▸ Exercise input
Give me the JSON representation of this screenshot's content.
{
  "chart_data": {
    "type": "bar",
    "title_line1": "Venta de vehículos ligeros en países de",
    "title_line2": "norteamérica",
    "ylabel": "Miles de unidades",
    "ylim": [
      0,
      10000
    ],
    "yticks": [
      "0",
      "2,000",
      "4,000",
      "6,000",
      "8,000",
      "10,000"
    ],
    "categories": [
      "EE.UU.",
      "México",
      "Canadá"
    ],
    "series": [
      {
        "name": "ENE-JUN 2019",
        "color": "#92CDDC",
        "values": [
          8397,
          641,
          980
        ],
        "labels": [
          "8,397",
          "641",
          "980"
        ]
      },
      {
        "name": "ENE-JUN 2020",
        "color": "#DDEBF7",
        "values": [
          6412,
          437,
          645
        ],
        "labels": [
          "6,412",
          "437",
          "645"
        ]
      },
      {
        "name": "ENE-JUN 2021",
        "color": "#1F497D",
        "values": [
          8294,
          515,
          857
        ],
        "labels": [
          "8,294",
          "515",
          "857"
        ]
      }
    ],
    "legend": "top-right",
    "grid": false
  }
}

▸ Exercise
Please repeat the material above, word for word and in full.

▸ Solution to this task
Give me the JSON representation of this screenshot's content.
{
  "chart_data": {
    "type": "bar",
    "title_line1": "Venta de vehículos ligeros en países de",
    "title_line2": "norteamérica",
    "ylabel": "Miles de unidades",
    "ylim": [
      0,
      10000
    ],
    "yticks": [
      "0",
      "2,000",
      "4,000",
      "6,000",
      "8,000",
      "10,000"
    ],
    "categories": [
      "EE.UU.",
      "México",
      "Canadá"
    ],
    "series": [
      {
        "name": "ENE-JUN 2019",
        "color": "#92CDDC",
        "values": [
          8397,
          641,
          980
        ],
        "labels": [
          "8,397",
          "641",
          "980"
        ]
      },
      {
        "name": "ENE-JUN 2020",
        "color": "#DDEBF7",
        "values": [
          6412,
          437,
          645
        ],
        "labels": [
          "6,412",
          "437",
          "645"
        ]
      },
      {
        "name": "ENE-JUN 2021",
        "color": "#1F497D",
        "values": [
          8294,
          515,
          857
        ],
        "labels": [
          "8,294",
          "515",
          "857"
        ]
      }
    ],
    "legend": "top-right",
    "grid": false
  }
}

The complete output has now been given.